Stated problem: Copy every record below exactly.

Extracted data:
______

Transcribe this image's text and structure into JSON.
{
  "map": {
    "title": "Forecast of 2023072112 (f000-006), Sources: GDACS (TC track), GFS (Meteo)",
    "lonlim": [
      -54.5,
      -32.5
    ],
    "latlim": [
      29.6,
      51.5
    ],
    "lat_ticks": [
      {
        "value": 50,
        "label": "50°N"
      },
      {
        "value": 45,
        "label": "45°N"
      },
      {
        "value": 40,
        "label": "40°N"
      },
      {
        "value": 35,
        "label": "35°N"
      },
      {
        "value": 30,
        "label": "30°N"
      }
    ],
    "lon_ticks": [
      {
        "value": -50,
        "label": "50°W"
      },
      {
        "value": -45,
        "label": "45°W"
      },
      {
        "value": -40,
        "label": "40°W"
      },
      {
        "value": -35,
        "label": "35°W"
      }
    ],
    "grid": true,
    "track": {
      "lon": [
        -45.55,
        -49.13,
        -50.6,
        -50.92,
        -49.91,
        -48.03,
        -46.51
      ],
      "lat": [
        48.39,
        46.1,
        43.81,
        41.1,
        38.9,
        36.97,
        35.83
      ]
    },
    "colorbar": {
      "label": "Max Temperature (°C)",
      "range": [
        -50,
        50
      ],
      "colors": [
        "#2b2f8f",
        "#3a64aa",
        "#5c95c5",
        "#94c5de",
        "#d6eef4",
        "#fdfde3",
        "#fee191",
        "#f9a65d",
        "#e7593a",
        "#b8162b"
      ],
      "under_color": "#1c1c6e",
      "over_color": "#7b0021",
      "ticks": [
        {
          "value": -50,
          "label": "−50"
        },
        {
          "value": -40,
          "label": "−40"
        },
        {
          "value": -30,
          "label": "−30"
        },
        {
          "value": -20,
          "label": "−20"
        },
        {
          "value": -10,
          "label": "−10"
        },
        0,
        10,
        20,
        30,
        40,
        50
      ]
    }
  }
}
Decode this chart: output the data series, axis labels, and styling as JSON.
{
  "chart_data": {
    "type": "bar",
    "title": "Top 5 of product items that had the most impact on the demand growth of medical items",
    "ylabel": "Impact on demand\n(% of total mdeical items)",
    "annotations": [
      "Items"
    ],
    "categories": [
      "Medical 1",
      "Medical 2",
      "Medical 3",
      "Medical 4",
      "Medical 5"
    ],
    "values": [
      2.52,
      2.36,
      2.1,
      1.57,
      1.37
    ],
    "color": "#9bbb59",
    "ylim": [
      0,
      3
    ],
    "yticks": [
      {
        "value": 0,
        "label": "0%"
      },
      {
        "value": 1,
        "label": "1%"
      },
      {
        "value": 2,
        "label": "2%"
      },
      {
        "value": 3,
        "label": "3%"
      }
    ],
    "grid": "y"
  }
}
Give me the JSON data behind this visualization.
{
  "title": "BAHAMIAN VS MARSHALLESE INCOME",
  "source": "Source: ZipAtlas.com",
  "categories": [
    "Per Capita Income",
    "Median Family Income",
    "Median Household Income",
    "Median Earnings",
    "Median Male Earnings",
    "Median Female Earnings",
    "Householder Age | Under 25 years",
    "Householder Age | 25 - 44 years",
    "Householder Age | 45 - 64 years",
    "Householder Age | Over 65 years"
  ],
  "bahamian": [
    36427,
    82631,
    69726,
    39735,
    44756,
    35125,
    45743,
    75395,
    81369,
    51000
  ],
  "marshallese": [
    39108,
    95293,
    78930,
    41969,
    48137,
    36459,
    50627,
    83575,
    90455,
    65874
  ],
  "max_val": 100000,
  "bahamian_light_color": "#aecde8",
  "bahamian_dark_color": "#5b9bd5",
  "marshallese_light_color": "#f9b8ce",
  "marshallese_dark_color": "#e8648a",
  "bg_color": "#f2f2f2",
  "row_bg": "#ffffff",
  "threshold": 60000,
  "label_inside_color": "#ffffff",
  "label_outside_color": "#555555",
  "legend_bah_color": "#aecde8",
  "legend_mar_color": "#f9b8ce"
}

______

Solved exercise:
Transcribe this image's text and structure into JSON.
{
  "map": {
    "title": "Forecast of 2023072112 (f000-006), Sources: GDACS (TC track), GFS (Meteo)",
    "lonlim": [
      -54.5,
      -32.5
    ],
    "latlim": [
      29.6,
      51.5
    ],
    "lat_ticks": [
      {
        "value": 50,
        "label": "50°N"
      },
      {
        "value": 45,
        "label": "45°N"
      },
      {
        "value": 40,
        "label": "40°N"
      },
      {
        "value": 35,
        "label": "35°N"
      },
      {
        "value": 30,
        "label": "30°N"
      }
    ],
    "lon_ticks": [
      {
        "value": -50,
        "label": "50°W"
      },
      {
        "value": -45,
        "label": "45°W"
      },
      {
        "value": -40,
        "label": "40°W"
      },
      {
        "value": -35,
        "label": "35°W"
      }
    ],
    "grid": true,
    "track": {
      "lon": [
        -45.55,
        -49.13,
        -50.6,
        -50.92,
        -49.91,
        -48.03,
        -46.51
      ],
      "lat": [
        48.39,
        46.1,
        43.81,
        41.1,
        38.9,
        36.97,
        35.83
      ]
    },
    "colorbar": {
      "label": "Max Temperature (°C)",
      "range": [
        -50,
        50
      ],
      "colors": [
        "#2b2f8f",
        "#3a64aa",
        "#5c95c5",
        "#94c5de",
        "#d6eef4",
        "#fdfde3",
        "#fee191",
        "#f9a65d",
        "#e7593a",
        "#b8162b"
      ],
      "under_color": "#1c1c6e",
      "over_color": "#7b0021",
      "ticks": [
        {
          "value": -50,
          "label": "−50"
        },
        {
          "value": -40,
          "label": "−40"
        },
        {
          "value": -30,
          "label": "−30"
        },
        {
          "value": -20,
          "label": "−20"
        },
        {
          "value": -10,
          "label": "−10"
        },
        0,
        10,
        20,
        30,
        40,
        50
      ]
    }
  }
}
Decode this chart: output the data series, axis labels, and styling as JSON.
{
  "chart_data": {
    "type": "bar",
    "title": "Top 5 of product items that had the most impact on the demand growth of medical items",
    "ylabel": "Impact on demand\n(% of total mdeical items)",
    "annotations": [
      "Items"
    ],
    "categories": [
      "Medical 1",
      "Medical 2",
      "Medical 3",
      "Medical 4",
      "Medical 5"
    ],
    "values": [
      2.52,
      2.36,
      2.1,
      1.57,
      1.37
    ],
    "color": "#9bbb59",
    "ylim": [
      0,
      3
    ],
    "yticks": [
      {
        "value": 0,
        "label": "0%"
      },
      {
        "value": 1,
        "label": "1%"
      },
      {
        "value": 2,
        "label": "2%"
      },
      {
        "value": 3,
        "label": "3%"
      }
    ],
    "grid": "y"
  }
}
Give me the JSON data behind this visualization.
{
  "title": "BAHAMIAN VS MARSHALLESE INCOME",
  "source": "Source: ZipAtlas.com",
  "categories": [
    "Per Capita Income",
    "Median Family Income",
    "Median Household Income",
    "Median Earnings",
    "Median Male Earnings",
    "Median Female Earnings",
    "Householder Age | Under 25 years",
    "Householder Age | 25 - 44 years",
    "Householder Age | 45 - 64 years",
    "Householder Age | Over 65 years"
  ],
  "bahamian": [
    36427,
    82631,
    69726,
    39735,
    44756,
    35125,
    45743,
    75395,
    81369,
    51000
  ],
  "marshallese": [
    39108,
    95293,
    78930,
    41969,
    48137,
    36459,
    50627,
    83575,
    90455,
    65874
  ],
  "max_val": 100000,
  "bahamian_light_color": "#aecde8",
  "bahamian_dark_color": "#5b9bd5",
  "marshallese_light_color": "#f9b8ce",
  "marshallese_dark_color": "#e8648a",
  "bg_color": "#f2f2f2",
  "row_bg": "#ffffff",
  "threshold": 60000,
  "label_inside_color": "#ffffff",
  "label_outside_color": "#555555",
  "legend_bah_color": "#aecde8",
  "legend_mar_color": "#f9b8ce"
}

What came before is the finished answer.